**WHAT NEEDS TO BE DONE**:
Your task is to copy every record exactly.

**Saved data entries**:

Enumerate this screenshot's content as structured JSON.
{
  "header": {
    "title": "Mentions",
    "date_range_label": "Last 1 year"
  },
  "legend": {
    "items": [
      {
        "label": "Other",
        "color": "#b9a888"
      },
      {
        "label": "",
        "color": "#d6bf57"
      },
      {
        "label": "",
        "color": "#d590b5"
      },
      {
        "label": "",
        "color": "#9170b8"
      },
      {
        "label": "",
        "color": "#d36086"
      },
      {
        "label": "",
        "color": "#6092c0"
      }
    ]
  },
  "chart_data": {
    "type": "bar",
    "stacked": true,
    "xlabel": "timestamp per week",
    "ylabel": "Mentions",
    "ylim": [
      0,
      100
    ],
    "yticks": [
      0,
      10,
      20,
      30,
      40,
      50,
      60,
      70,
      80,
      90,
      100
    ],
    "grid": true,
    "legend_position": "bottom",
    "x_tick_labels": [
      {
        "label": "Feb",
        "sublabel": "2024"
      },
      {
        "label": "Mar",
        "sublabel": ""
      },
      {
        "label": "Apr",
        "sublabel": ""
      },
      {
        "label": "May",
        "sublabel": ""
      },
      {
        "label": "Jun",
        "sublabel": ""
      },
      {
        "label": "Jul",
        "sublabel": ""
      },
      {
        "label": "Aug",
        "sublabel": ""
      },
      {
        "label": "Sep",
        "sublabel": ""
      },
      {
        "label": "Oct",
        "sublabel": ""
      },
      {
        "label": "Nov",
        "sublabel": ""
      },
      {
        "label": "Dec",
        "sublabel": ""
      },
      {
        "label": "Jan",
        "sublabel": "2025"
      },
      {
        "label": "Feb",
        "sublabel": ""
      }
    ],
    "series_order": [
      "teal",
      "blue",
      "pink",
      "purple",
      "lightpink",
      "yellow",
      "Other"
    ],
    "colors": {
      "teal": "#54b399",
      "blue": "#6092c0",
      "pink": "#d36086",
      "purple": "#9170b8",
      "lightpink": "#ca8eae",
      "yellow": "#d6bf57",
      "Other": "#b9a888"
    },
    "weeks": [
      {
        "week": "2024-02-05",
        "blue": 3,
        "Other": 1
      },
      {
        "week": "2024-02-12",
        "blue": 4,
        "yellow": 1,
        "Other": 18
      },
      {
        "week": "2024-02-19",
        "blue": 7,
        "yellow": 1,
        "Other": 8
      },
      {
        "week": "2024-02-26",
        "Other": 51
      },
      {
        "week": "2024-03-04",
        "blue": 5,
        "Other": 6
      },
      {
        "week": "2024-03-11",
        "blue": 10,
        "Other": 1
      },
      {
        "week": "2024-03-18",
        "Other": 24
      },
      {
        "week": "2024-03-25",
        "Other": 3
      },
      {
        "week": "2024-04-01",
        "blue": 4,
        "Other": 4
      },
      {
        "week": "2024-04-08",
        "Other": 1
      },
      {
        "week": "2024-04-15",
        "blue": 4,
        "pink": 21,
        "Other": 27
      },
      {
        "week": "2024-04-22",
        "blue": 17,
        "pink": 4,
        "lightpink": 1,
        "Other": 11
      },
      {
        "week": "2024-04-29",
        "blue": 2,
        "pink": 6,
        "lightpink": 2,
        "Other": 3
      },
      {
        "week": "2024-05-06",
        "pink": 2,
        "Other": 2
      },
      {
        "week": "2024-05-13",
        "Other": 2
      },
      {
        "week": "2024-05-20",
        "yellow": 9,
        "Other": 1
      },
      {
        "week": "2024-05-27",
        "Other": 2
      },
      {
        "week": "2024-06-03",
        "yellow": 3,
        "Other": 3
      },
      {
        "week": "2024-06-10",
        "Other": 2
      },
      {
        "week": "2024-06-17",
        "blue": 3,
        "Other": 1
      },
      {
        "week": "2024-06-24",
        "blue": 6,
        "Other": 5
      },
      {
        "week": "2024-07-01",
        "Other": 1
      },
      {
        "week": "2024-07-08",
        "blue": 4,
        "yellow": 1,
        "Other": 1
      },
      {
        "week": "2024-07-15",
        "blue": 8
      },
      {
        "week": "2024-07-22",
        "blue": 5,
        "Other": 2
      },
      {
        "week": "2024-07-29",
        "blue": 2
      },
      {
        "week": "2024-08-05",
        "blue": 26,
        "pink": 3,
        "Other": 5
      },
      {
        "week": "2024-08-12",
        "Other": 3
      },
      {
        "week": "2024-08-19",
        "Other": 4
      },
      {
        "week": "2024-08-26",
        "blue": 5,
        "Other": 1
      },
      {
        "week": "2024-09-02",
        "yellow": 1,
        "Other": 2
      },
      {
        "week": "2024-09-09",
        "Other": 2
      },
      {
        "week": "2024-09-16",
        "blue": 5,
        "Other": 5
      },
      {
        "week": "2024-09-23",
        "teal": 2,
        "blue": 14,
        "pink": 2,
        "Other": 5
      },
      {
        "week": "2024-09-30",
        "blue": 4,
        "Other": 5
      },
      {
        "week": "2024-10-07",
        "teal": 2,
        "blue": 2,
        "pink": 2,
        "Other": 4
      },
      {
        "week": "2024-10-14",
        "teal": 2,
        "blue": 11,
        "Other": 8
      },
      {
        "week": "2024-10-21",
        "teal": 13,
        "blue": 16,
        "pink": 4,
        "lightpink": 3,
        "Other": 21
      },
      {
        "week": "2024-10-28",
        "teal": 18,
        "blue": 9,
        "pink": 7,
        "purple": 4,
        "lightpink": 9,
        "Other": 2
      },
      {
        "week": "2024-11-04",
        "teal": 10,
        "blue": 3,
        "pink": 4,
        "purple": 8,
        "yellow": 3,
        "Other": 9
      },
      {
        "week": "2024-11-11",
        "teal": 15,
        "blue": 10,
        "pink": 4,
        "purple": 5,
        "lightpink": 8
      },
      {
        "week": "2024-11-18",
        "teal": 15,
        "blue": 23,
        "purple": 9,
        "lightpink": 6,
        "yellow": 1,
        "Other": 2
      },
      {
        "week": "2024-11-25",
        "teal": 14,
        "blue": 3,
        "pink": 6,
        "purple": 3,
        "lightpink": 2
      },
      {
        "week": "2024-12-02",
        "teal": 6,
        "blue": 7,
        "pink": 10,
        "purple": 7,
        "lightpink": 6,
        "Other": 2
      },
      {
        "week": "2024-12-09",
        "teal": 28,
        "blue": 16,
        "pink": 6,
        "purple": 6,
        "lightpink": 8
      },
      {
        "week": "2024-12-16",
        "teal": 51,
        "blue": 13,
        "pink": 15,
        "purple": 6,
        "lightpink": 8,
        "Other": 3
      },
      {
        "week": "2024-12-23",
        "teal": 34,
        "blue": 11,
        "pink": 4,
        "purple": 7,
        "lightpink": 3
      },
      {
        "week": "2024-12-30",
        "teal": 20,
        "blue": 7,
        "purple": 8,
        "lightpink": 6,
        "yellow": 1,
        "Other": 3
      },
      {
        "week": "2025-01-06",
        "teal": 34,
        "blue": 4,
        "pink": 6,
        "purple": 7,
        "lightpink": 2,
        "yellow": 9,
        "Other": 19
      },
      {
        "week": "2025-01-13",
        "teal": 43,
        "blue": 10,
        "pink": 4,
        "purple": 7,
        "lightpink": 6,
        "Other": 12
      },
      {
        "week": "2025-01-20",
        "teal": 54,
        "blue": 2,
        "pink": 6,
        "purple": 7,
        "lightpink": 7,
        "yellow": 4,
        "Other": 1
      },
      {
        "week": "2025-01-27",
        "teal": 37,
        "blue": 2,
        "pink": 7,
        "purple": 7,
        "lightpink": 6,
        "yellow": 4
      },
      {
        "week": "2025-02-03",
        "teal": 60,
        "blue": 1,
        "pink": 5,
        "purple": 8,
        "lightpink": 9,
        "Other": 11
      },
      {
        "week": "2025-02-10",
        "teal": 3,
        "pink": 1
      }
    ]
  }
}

**RESPONSE**:
Enumerate this screenshot's content as structured JSON.
{
  "header": {
    "title": "Mentions",
    "date_range_label": "Last 1 year"
  },
  "legend": {
    "items": [
      {
        "label": "Other",
        "color": "#b9a888"
      },
      {
        "label": "",
        "color": "#d6bf57"
      },
      {
        "label": "",
        "color": "#d590b5"
      },
      {
        "label": "",
        "color": "#9170b8"
      },
      {
        "label": "",
        "color": "#d36086"
      },
      {
        "label": "",
        "color": "#6092c0"
      }
    ]
  },
  "chart_data": {
    "type": "bar",
    "stacked": true,
    "xlabel": "timestamp per week",
    "ylabel": "Mentions",
    "ylim": [
      0,
      100
    ],
    "yticks": [
      0,
      10,
      20,
      30,
      40,
      50,
      60,
      70,
      80,
      90,
      100
    ],
    "grid": true,
    "legend_position": "bottom",
    "x_tick_labels": [
      {
        "label": "Feb",
        "sublabel": "2024"
      },
      {
        "label": "Mar",
        "sublabel": ""
      },
      {
        "label": "Apr",
        "sublabel": ""
      },
      {
        "label": "May",
        "sublabel": ""
      },
      {
        "label": "Jun",
        "sublabel": ""
      },
      {
        "label": "Jul",
        "sublabel": ""
      },
      {
        "label": "Aug",
        "sublabel": ""
      },
      {
        "label": "Sep",
        "sublabel": ""
      },
      {
        "label": "Oct",
        "sublabel": ""
      },
      {
        "label": "Nov",
        "sublabel": ""
      },
      {
        "label": "Dec",
        "sublabel": ""
      },
      {
        "label": "Jan",
        "sublabel": "2025"
      },
      {
        "label": "Feb",
        "sublabel": ""
      }
    ],
    "series_order": [
      "teal",
      "blue",
      "pink",
      "purple",
      "lightpink",
      "yellow",
      "Other"
    ],
    "colors": {
      "teal": "#54b399",
      "blue": "#6092c0",
      "pink": "#d36086",
      "purple": "#9170b8",
      "lightpink": "#ca8eae",
      "yellow": "#d6bf57",
      "Other": "#b9a888"
    },
    "weeks": [
      {
        "week": "2024-02-05",
        "blue": 3,
        "Other": 1
      },
      {
        "week": "2024-02-12",
        "blue": 4,
        "yellow": 1,
        "Other": 18
      },
      {
        "week": "2024-02-19",
        "blue": 7,
        "yellow": 1,
        "Other": 8
      },
      {
        "week": "2024-02-26",
        "Other": 51
      },
      {
        "week": "2024-03-04",
        "blue": 5,
        "Other": 6
      },
      {
        "week": "2024-03-11",
        "blue": 10,
        "Other": 1
      },
      {
        "week": "2024-03-18",
        "Other": 24
      },
      {
        "week": "2024-03-25",
        "Other": 3
      },
      {
        "week": "2024-04-01",
        "blue": 4,
        "Other": 4
      },
      {
        "week": "2024-04-08",
        "Other": 1
      },
      {
        "week": "2024-04-15",
        "blue": 4,
        "pink": 21,
        "Other": 27
      },
      {
        "week": "2024-04-22",
        "blue": 17,
        "pink": 4,
        "lightpink": 1,
        "Other": 11
      },
      {
        "week": "2024-04-29",
        "blue": 2,
        "pink": 6,
        "lightpink": 2,
        "Other": 3
      },
      {
        "week": "2024-05-06",
        "pink": 2,
        "Other": 2
      },
      {
        "week": "2024-05-13",
        "Other": 2
      },
      {
        "week": "2024-05-20",
        "yellow": 9,
        "Other": 1
      },
      {
        "week": "2024-05-27",
        "Other": 2
      },
      {
        "week": "2024-06-03",
        "yellow": 3,
        "Other": 3
      },
      {
        "week": "2024-06-10",
        "Other": 2
      },
      {
        "week": "2024-06-17",
        "blue": 3,
        "Other": 1
      },
      {
        "week": "2024-06-24",
        "blue": 6,
        "Other": 5
      },
      {
        "week": "2024-07-01",
        "Other": 1
      },
      {
        "week": "2024-07-08",
        "blue": 4,
        "yellow": 1,
        "Other": 1
      },
      {
        "week": "2024-07-15",
        "blue": 8
      },
      {
        "week": "2024-07-22",
        "blue": 5,
        "Other": 2
      },
      {
        "week": "2024-07-29",
        "blue": 2
      },
      {
        "week": "2024-08-05",
        "blue": 26,
        "pink": 3,
        "Other": 5
      },
      {
        "week": "2024-08-12",
        "Other": 3
      },
      {
        "week": "2024-08-19",
        "Other": 4
      },
      {
        "week": "2024-08-26",
        "blue": 5,
        "Other": 1
      },
      {
        "week": "2024-09-02",
        "yellow": 1,
        "Other": 2
      },
      {
        "week": "2024-09-09",
        "Other": 2
      },
      {
        "week": "2024-09-16",
        "blue": 5,
        "Other": 5
      },
      {
        "week": "2024-09-23",
        "teal": 2,
        "blue": 14,
        "pink": 2,
        "Other": 5
      },
      {
        "week": "2024-09-30",
        "blue": 4,
        "Other": 5
      },
      {
        "week": "2024-10-07",
        "teal": 2,
        "blue": 2,
        "pink": 2,
        "Other": 4
      },
      {
        "week": "2024-10-14",
        "teal": 2,
        "blue": 11,
        "Other": 8
      },
      {
        "week": "2024-10-21",
        "teal": 13,
        "blue": 16,
        "pink": 4,
        "lightpink": 3,
        "Other": 21
      },
      {
        "week": "2024-10-28",
        "teal": 18,
        "blue": 9,
        "pink": 7,
        "purple": 4,
        "lightpink": 9,
        "Other": 2
      },
      {
        "week": "2024-11-04",
        "teal": 10,
        "blue": 3,
        "pink": 4,
        "purple": 8,
        "yellow": 3,
        "Other": 9
      },
      {
        "week": "2024-11-11",
        "teal": 15,
        "blue": 10,
        "pink": 4,
        "purple": 5,
        "lightpink": 8
      },
      {
        "week": "2024-11-18",
        "teal": 15,
        "blue": 23,
        "purple": 9,
        "lightpink": 6,
        "yellow": 1,
        "Other": 2
      },
      {
        "week": "2024-11-25",
        "teal": 14,
        "blue": 3,
        "pink": 6,
        "purple": 3,
        "lightpink": 2
      },
      {
        "week": "2024-12-02",
        "teal": 6,
        "blue": 7,
        "pink": 10,
        "purple": 7,
        "lightpink": 6,
        "Other": 2
      },
      {
        "week": "2024-12-09",
        "teal": 28,
        "blue": 16,
        "pink": 6,
        "purple": 6,
        "lightpink": 8
      },
      {
        "week": "2024-12-16",
        "teal": 51,
        "blue": 13,
        "pink": 15,
        "purple": 6,
        "lightpink": 8,
        "Other": 3
      },
      {
        "week": "2024-12-23",
        "teal": 34,
        "blue": 11,
        "pink": 4,
        "purple": 7,
        "lightpink": 3
      },
      {
        "week": "2024-12-30",
        "teal": 20,
        "blue": 7,
        "purple": 8,
        "lightpink": 6,
        "yellow": 1,
        "Other": 3
      },
      {
        "week": "2025-01-06",
        "teal": 34,
        "blue": 4,
        "pink": 6,
        "purple": 7,
        "lightpink": 2,
        "yellow": 9,
        "Other": 19
      },
      {
        "week": "2025-01-13",
        "teal": 43,
        "blue": 10,
        "pink": 4,
        "purple": 7,
        "lightpink": 6,
        "Other": 12
      },
      {
        "week": "2025-01-20",
        "teal": 54,
        "blue": 2,
        "pink": 6,
        "purple": 7,
        "lightpink": 7,
        "yellow": 4,
        "Other": 1
      },
      {
        "week": "2025-01-27",
        "teal": 37,
        "blue": 2,
        "pink": 7,
        "purple": 7,
        "lightpink": 6,
        "yellow": 4
      },
      {
        "week": "2025-02-03",
        "teal": 60,
        "blue": 1,
        "pink": 5,
        "purple": 8,
        "lightpink": 9,
        "Other": 11
      },
      {
        "week": "2025-02-10",
        "teal": 3,
        "pink": 1
      }
    ]
  }
}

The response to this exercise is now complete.